Output the data exactly, with every line intact.

DATASET EXTRACT.
## START
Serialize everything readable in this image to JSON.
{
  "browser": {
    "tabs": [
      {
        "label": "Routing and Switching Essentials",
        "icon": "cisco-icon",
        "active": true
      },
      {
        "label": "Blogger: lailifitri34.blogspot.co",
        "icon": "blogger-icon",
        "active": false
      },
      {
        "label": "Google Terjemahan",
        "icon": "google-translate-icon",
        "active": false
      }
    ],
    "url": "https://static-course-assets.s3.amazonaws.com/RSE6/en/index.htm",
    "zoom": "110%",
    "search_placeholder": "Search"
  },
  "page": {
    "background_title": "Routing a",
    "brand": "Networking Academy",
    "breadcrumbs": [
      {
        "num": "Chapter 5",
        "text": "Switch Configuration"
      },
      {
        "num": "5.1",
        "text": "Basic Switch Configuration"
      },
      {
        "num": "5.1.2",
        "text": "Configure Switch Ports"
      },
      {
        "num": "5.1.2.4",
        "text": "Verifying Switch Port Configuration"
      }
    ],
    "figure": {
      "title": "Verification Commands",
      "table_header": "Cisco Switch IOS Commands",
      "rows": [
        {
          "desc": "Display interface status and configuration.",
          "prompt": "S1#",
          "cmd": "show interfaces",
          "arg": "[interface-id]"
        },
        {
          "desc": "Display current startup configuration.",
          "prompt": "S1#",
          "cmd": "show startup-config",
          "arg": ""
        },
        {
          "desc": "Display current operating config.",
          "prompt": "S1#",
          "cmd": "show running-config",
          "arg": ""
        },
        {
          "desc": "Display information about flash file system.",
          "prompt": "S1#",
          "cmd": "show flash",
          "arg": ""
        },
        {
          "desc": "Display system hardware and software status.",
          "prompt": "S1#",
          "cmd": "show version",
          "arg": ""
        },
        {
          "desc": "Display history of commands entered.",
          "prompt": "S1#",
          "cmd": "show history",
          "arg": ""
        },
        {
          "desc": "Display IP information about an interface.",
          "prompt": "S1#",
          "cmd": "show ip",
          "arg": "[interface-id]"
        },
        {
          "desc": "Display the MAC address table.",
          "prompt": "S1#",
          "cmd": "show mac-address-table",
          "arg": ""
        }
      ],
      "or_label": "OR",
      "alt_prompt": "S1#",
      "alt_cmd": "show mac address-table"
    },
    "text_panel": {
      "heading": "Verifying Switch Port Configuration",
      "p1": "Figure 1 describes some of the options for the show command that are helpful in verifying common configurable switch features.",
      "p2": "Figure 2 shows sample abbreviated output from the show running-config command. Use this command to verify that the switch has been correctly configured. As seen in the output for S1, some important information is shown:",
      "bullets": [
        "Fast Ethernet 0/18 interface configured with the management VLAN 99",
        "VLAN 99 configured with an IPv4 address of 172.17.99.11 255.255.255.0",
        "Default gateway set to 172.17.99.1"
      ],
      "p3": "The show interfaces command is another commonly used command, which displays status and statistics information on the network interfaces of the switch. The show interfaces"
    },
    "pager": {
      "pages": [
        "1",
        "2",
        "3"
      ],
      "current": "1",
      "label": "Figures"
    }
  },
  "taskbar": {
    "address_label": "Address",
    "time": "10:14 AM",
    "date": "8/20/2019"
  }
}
## END
TASK ANSWER.
Serialize everything readable in this image to JSON.
{
  "browser": {
    "tabs": [
      {
        "label": "Routing and Switching Essentials",
        "icon": "cisco-icon",
        "active": true
      },
      {
        "label": "Blogger: lailifitri34.blogspot.co",
        "icon": "blogger-icon",
        "active": false
      },
      {
        "label": "Google Terjemahan",
        "icon": "google-translate-icon",
        "active": false
      }
    ],
    "url": "https://static-course-assets.s3.amazonaws.com/RSE6/en/index.htm",
    "zoom": "110%",
    "search_placeholder": "Search"
  },
  "page": {
    "background_title": "Routing a",
    "brand": "Networking Academy",
    "breadcrumbs": [
      {
        "num": "Chapter 5",
        "text": "Switch Configuration"
      },
      {
        "num": "5.1",
        "text": "Basic Switch Configuration"
      },
      {
        "num": "5.1.2",
        "text": "Configure Switch Ports"
      },
      {
        "num": "5.1.2.4",
        "text": "Verifying Switch Port Configuration"
      }
    ],
    "figure": {
      "title": "Verification Commands",
      "table_header": "Cisco Switch IOS Commands",
      "rows": [
        {
          "desc": "Display interface status and configuration.",
          "prompt": "S1#",
          "cmd": "show interfaces",
          "arg": "[interface-id]"
        },
        {
          "desc": "Display current startup configuration.",
          "prompt": "S1#",
          "cmd": "show startup-config",
          "arg": ""
        },
        {
          "desc": "Display current operating config.",
          "prompt": "S1#",
          "cmd": "show running-config",
          "arg": ""
        },
        {
          "desc": "Display information about flash file system.",
          "prompt": "S1#",
          "cmd": "show flash",
          "arg": ""
        },
        {
          "desc": "Display system hardware and software status.",
          "prompt": "S1#",
          "cmd": "show version",
          "arg": ""
        },
        {
          "desc": "Display history of commands entered.",
          "prompt": "S1#",
          "cmd": "show history",
          "arg": ""
        },
        {
          "desc": "Display IP information about an interface.",
          "prompt": "S1#",
          "cmd": "show ip",
          "arg": "[interface-id]"
        },
        {
          "desc": "Display the MAC address table.",
          "prompt": "S1#",
          "cmd": "show mac-address-table",
          "arg": ""
        }
      ],
      "or_label": "OR",
      "alt_prompt": "S1#",
      "alt_cmd": "show mac address-table"
    },
    "text_panel": {
      "heading": "Verifying Switch Port Configuration",
      "p1": "Figure 1 describes some of the options for the show command that are helpful in verifying common configurable switch features.",
      "p2": "Figure 2 shows sample abbreviated output from the show running-config command. Use this command to verify that the switch has been correctly configured. As seen in the output for S1, some important information is shown:",
      "bullets": [
        "Fast Ethernet 0/18 interface configured with the management VLAN 99",
        "VLAN 99 configured with an IPv4 address of 172.17.99.11 255.255.255.0",
        "Default gateway set to 172.17.99.1"
      ],
      "p3": "The show interfaces command is another commonly used command, which displays status and statistics information on the network interfaces of the switch. The show interfaces"
    },
    "pager": {
      "pages": [
        "1",
        "2",
        "3"
      ],
      "current": "1",
      "label": "Figures"
    }
  },
  "taskbar": {
    "address_label": "Address",
    "time": "10:14 AM",
    "date": "8/20/2019"
  }
}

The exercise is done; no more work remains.